→ Excerpted data
[Begin]

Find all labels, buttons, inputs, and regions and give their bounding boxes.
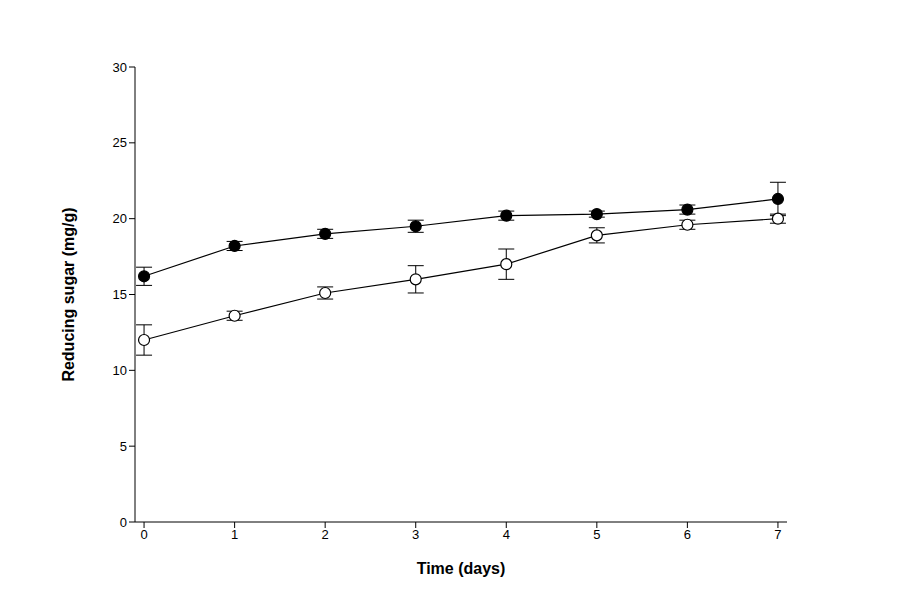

[End]
[Begin]

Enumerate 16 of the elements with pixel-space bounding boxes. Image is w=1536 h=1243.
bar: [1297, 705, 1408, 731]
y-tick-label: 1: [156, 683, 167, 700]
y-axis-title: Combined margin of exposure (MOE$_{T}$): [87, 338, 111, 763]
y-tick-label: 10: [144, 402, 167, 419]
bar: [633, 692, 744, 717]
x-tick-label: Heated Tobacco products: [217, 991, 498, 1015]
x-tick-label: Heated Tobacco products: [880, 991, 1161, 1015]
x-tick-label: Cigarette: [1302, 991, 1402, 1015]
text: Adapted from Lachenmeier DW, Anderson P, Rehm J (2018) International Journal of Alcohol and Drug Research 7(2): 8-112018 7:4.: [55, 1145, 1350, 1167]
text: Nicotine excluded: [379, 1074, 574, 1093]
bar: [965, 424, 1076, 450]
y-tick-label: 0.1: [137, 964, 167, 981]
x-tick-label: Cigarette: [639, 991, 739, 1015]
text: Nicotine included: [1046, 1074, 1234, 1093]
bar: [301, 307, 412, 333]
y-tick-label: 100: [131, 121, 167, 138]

[End]

→ Objective
Reproduce the records unchanged from the line containing "Enumerate 16 of" down to the line containing "bar: [633, 692, 744, 717]", including both of those lines.

→ Problem solution
Enumerate 16 of the elements with pixel-space bounding boxes. Image is w=1536 h=1243.
bar: [1297, 705, 1408, 731]
y-tick-label: 1: [156, 683, 167, 700]
y-axis-title: Combined margin of exposure (MOE$_{T}$): [87, 338, 111, 763]
y-tick-label: 10: [144, 402, 167, 419]
bar: [633, 692, 744, 717]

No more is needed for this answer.